■ WORK INSTRUCTIONS ■
In the records that follow, locate every line with "description" and extract it.

___

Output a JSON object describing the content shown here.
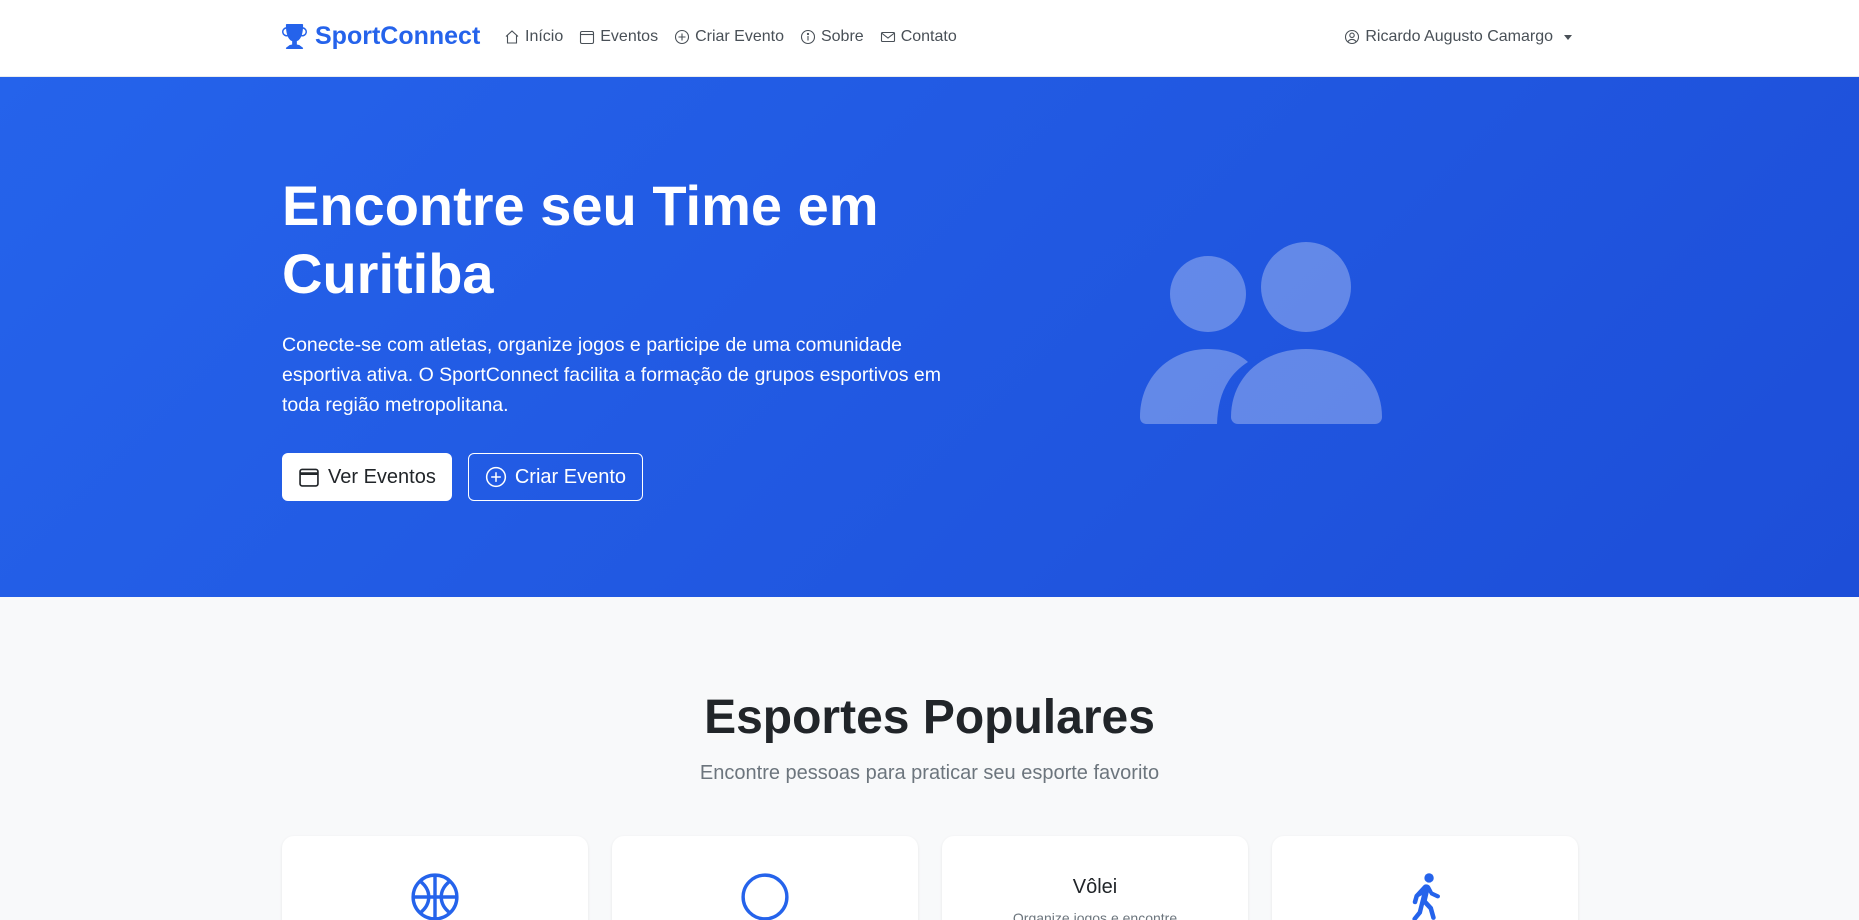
{
  "navbar": {
    "brand": "SportConnect",
    "links": [
      {
        "label": "Início",
        "icon": "house-icon"
      },
      {
        "label": "Eventos",
        "icon": "calendar-icon"
      },
      {
        "label": "Criar Evento",
        "icon": "plus-circle-icon"
      },
      {
        "label": "Sobre",
        "icon": "info-circle-icon"
      },
      {
        "label": "Contato",
        "icon": "envelope-icon"
      }
    ],
    "user_name": "Ricardo Augusto Camargo"
  },
  "hero": {
    "title": "Encontre seu Time em Curitiba",
    "description": "Conecte-se com atletas, organize jogos e participe de uma comunidade esportiva ativa. O SportConnect facilita a formação de grupos esportivos em toda região metropolitana.",
    "primary_button": "Ver Eventos",
    "secondary_button": "Criar Evento"
  },
  "sports": {
    "title": "Esportes Populares",
    "subtitle": "Encontre pessoas para praticar seu esporte favorito",
    "cards": [
      {
        "icon": "basketball-icon"
      },
      {
        "icon": "circle-icon"
      },
      {
        "title": "Vôlei",
        "description": "Organize jogos e encontre"
      },
      {
        "icon": "person-walking-icon"
      }
    ]
  },
  "colors": {
    "primary": "#2563eb",
    "hero_gradient_start": "#2563eb",
    "hero_gradient_end": "#1d4ed8",
    "section_bg": "#f8f9fa"
  }
}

___

■ WRITTEN REPLY ■
    "description": "Conecte-se com atletas, organize jogos e participe de uma comunidade esportiva ativa. O SportConnect facilita a formação de grupos esportivos em toda região metropolitana.",
        "description": "Organize jogos e encontre"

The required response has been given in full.